To do =>
Look through the records below, and copy out every line that holds the string "negócios".

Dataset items

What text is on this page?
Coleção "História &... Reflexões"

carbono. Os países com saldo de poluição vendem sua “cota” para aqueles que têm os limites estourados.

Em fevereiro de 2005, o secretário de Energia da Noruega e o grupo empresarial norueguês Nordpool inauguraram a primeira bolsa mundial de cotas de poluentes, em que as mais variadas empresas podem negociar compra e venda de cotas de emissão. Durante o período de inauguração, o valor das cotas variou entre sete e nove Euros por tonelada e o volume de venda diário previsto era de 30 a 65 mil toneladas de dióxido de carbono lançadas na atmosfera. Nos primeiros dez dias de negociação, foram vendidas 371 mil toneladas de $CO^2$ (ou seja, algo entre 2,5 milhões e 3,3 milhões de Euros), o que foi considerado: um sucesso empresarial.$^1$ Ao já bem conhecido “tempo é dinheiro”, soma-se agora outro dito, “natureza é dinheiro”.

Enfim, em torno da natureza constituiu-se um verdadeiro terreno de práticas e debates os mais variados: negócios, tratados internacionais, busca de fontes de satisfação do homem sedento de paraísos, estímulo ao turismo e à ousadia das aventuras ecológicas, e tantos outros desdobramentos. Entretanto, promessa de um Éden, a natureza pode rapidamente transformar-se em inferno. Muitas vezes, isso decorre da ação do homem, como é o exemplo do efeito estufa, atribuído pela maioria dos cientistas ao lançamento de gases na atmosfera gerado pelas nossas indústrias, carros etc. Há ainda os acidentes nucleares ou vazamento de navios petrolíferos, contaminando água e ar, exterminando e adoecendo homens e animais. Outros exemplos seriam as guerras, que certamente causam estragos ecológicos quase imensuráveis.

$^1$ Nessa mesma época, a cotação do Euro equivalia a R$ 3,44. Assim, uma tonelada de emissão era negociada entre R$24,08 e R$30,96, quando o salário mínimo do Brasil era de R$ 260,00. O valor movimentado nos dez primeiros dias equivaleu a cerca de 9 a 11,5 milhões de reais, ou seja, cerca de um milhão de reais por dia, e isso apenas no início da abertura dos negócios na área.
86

Result of this exercise =>
Enfim, em torno da natureza constituiu-se um verdadeiro terreno de práticas e debates os mais variados: negócios, tratados internacionais, busca de fontes de satisfação do homem sedento de paraísos, estímulo ao turismo e à ousadia das aventuras ecológicas, e tantos outros desdobramentos. Entretanto, promessa de um Éden, a natureza pode rapidamente transformar-se em inferno. Muitas vezes, isso decorre da ação do homem, como é o exemplo do efeito estufa, atribuído pela maioria dos cientistas ao lançamento de gases na atmosfera gerado pelas nossas indústrias, carros etc. Há ainda os acidentes nucleares ou vazamento de navios petrolíferos, contaminando água e ar, exterminando e adoecendo homens e animais. Outros exemplos seriam as guerras, que certamente causam estragos ecológicos quase imensuráveis.
$^1$ Nessa mesma época, a cotação do Euro equivalia a R$ 3,44. Assim, uma tonelada de emissão era negociada entre R$24,08 e R$30,96, quando o salário mínimo do Brasil era de R$ 260,00. O valor movimentado nos dez primeiros dias equivaleu a cerca de 9 a 11,5 milhões de reais, ou seja, cerca de um milhão de reais por dia, e isso apenas no início da abertura dos negócios na área.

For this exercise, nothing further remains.